◆ **Required work**:
Copy every line of the entries that includes the word "this".

◆ **Record set**:
'''

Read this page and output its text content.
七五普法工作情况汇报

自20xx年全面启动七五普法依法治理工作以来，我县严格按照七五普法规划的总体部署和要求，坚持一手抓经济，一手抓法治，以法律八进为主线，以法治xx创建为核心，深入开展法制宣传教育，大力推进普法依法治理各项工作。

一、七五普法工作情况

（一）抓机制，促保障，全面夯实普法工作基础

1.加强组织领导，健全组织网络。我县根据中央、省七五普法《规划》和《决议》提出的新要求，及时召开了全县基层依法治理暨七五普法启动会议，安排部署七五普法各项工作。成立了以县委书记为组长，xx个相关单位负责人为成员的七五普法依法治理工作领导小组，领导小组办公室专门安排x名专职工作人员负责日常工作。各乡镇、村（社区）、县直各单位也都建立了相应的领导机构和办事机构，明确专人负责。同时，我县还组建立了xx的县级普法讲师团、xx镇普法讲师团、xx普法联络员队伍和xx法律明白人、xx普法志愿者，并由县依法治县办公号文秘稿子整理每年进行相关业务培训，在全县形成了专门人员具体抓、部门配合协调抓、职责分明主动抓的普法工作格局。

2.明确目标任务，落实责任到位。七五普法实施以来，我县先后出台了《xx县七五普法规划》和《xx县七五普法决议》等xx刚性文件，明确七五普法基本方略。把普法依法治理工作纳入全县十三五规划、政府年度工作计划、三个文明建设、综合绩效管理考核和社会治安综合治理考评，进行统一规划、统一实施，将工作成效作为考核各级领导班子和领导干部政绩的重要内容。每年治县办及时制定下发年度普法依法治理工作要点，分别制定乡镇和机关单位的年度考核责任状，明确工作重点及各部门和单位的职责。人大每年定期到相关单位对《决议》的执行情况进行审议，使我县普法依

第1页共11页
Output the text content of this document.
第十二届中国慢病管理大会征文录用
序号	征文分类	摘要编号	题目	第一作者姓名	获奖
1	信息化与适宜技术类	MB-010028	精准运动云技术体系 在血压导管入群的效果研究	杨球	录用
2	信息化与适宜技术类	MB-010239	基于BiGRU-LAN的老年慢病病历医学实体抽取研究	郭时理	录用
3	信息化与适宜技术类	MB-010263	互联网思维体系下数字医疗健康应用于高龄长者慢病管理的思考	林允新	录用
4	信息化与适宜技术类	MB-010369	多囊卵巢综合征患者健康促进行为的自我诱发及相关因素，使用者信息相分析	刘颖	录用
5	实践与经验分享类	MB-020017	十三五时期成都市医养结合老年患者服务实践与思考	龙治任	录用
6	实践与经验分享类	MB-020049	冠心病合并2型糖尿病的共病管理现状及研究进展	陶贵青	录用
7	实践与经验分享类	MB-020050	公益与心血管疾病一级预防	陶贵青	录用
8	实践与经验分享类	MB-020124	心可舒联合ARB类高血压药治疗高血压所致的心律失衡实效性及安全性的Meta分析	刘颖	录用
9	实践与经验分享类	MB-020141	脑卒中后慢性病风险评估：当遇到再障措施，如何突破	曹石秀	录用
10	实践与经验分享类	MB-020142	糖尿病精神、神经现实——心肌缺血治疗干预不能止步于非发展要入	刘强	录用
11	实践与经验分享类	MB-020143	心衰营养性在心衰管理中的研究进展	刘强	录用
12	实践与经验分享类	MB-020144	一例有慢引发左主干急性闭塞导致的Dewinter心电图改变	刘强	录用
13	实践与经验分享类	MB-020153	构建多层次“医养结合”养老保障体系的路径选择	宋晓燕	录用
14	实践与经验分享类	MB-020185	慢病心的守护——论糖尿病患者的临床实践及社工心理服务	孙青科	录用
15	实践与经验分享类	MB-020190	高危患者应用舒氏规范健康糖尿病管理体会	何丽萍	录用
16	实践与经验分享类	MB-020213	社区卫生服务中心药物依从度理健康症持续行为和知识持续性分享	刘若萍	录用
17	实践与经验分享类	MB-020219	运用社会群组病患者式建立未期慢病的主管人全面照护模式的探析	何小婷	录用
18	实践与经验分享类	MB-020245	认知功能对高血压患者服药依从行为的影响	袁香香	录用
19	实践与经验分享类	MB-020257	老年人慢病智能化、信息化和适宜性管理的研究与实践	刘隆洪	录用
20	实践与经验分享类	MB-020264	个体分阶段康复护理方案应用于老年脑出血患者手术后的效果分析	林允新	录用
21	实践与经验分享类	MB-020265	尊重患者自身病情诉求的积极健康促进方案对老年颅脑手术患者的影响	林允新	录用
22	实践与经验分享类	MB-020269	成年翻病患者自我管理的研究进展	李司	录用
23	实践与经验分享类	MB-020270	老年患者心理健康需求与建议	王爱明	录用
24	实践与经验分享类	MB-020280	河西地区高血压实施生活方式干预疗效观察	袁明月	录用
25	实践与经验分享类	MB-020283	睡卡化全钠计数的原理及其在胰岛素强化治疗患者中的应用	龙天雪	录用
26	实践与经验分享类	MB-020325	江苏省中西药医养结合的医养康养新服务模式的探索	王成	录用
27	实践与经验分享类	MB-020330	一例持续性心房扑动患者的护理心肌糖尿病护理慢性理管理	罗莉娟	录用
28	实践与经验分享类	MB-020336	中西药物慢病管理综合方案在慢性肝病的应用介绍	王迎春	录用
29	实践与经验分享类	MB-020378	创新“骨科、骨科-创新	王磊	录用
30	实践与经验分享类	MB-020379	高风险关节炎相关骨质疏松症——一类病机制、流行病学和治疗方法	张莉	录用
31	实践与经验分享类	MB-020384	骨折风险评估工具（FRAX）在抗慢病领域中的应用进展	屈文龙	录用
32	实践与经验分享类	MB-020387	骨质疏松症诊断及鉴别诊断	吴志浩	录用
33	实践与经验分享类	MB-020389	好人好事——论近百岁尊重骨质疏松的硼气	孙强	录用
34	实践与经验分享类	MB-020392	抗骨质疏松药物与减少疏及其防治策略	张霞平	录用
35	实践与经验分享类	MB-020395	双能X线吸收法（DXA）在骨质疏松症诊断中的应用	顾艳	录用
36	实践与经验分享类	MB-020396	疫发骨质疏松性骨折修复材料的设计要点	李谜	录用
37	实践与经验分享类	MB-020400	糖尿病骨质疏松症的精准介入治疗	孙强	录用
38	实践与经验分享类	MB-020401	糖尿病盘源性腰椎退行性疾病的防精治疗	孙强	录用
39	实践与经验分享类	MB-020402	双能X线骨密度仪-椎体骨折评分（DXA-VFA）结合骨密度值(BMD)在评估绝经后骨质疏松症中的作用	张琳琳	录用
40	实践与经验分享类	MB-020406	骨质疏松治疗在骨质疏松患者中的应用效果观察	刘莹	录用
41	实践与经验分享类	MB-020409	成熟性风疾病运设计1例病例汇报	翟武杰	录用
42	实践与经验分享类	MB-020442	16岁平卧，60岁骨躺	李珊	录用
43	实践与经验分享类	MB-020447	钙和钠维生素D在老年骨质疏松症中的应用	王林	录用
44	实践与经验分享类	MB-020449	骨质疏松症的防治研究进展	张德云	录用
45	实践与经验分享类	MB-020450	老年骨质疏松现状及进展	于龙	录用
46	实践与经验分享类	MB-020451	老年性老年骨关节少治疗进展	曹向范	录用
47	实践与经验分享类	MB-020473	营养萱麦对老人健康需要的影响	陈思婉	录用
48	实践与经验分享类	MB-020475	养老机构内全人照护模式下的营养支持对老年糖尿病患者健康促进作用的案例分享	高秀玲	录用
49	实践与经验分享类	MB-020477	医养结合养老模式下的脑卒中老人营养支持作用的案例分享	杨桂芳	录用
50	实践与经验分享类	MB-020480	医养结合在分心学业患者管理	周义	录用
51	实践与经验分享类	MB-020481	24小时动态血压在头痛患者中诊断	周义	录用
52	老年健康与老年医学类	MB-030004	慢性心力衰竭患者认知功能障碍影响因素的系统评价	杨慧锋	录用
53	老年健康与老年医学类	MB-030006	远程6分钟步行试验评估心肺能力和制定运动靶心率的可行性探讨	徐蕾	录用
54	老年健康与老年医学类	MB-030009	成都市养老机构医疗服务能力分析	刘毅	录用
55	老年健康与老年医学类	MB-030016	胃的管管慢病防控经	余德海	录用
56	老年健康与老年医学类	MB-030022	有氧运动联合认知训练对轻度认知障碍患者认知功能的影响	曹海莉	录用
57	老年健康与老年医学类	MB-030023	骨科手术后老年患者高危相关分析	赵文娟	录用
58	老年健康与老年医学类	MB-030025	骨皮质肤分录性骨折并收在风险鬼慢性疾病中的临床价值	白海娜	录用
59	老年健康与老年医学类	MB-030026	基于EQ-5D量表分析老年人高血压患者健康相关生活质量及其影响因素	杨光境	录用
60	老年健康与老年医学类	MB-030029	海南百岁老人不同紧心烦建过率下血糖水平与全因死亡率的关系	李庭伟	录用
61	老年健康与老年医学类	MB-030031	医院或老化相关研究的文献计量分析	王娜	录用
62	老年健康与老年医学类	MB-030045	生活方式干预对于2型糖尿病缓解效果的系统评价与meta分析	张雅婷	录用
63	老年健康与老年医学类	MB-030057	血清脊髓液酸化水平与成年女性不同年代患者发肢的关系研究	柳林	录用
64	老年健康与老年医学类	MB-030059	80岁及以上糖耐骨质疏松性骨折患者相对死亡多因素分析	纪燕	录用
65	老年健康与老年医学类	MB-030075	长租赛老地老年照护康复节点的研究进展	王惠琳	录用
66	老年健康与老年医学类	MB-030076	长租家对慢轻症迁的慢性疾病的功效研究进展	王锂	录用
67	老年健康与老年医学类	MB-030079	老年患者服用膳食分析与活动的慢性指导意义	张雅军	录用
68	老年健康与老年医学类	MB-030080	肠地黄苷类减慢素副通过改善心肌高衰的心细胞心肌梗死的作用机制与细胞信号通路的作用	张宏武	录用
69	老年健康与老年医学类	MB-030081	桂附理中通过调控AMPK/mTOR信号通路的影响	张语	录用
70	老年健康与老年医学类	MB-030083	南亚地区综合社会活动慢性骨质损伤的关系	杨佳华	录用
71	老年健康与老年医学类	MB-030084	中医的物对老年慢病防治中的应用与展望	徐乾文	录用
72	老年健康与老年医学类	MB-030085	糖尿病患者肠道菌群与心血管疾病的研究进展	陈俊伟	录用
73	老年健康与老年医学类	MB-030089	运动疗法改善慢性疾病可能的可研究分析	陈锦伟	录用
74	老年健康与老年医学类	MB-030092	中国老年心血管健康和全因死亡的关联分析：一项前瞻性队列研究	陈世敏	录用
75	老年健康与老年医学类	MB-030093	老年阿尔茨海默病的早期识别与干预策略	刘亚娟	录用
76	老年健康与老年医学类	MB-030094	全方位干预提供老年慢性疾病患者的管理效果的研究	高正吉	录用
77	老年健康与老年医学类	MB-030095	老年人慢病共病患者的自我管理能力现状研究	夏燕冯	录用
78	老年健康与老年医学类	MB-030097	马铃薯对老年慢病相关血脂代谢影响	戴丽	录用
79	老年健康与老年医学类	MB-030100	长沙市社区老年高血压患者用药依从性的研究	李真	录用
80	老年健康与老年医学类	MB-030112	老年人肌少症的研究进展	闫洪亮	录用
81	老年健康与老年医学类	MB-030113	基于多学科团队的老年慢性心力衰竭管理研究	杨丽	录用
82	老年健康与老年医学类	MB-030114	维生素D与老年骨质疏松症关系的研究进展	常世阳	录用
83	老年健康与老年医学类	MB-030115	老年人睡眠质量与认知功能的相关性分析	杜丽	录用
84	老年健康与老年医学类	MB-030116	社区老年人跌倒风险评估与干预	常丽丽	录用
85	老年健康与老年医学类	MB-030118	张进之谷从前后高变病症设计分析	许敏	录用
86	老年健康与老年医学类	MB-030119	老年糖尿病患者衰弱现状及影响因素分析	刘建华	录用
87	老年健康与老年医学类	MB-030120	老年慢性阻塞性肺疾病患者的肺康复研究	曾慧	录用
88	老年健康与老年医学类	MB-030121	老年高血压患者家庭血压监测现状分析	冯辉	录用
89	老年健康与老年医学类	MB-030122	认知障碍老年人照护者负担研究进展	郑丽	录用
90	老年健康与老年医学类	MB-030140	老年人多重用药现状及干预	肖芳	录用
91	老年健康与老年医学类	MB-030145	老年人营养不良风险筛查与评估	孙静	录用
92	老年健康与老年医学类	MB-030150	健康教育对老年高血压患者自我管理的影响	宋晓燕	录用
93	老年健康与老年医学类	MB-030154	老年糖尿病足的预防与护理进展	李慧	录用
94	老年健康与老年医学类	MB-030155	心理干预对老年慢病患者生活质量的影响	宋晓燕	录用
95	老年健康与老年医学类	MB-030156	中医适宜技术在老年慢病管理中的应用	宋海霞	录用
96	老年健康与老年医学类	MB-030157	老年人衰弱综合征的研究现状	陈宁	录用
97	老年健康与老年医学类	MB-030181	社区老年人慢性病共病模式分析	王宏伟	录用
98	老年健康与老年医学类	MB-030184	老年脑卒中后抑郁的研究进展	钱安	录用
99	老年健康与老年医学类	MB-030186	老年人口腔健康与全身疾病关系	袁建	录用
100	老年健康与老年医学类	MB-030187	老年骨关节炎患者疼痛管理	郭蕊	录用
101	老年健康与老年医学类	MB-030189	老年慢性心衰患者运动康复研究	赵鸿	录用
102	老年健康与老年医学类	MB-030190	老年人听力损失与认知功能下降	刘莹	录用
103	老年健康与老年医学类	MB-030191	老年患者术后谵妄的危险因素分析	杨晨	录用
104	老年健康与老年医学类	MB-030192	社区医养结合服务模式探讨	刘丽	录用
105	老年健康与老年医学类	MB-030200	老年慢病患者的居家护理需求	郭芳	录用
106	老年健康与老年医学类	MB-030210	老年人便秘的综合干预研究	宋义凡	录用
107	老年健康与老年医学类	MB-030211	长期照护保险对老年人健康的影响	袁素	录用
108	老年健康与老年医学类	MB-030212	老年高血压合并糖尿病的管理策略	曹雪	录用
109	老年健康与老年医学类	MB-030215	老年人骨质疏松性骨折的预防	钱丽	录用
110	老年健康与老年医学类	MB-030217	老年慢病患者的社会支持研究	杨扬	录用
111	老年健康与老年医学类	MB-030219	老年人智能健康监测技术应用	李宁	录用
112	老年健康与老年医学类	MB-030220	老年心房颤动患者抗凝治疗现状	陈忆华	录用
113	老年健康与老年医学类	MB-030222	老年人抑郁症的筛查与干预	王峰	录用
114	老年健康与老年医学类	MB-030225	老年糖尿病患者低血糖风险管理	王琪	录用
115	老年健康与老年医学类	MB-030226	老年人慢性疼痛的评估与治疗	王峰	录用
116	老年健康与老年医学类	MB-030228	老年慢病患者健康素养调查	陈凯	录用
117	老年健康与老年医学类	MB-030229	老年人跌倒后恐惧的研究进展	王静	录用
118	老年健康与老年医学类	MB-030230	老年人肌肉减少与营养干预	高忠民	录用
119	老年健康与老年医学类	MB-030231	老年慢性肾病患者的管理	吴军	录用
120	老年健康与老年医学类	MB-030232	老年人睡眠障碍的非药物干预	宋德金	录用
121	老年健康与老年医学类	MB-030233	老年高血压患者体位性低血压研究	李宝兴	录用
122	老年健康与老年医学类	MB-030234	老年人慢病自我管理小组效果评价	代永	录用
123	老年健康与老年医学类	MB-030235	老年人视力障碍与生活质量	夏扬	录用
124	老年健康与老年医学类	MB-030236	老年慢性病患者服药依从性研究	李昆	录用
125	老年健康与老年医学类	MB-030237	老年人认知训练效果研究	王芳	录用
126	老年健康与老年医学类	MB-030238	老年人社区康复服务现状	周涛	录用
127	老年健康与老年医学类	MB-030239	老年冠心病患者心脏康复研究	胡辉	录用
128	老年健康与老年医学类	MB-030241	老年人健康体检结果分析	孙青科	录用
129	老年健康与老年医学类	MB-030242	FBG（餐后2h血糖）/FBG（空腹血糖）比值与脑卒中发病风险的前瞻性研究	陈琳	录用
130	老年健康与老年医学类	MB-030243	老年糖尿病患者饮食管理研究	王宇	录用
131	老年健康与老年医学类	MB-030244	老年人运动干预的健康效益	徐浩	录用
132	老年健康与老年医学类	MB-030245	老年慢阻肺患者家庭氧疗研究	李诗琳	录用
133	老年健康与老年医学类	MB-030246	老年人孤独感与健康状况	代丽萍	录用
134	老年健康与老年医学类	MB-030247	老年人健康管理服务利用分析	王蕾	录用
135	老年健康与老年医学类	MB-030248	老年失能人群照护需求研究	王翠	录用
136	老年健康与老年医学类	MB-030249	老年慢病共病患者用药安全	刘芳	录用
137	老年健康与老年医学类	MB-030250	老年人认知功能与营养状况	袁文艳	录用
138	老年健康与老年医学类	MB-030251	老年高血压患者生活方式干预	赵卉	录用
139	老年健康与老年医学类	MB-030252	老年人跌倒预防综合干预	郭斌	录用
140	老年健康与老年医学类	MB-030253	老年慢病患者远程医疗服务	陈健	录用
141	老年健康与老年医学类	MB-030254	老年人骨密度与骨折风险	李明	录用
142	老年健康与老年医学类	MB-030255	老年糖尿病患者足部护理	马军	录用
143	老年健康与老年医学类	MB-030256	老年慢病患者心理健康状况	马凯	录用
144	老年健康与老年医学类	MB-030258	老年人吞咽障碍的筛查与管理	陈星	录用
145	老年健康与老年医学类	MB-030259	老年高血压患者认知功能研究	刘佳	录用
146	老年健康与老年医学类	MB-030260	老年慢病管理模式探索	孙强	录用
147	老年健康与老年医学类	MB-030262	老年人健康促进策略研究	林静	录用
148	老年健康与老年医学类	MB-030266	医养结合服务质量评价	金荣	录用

'''

◆ **Written reply**:
Read this page and output its text content.
Output the text content of this document.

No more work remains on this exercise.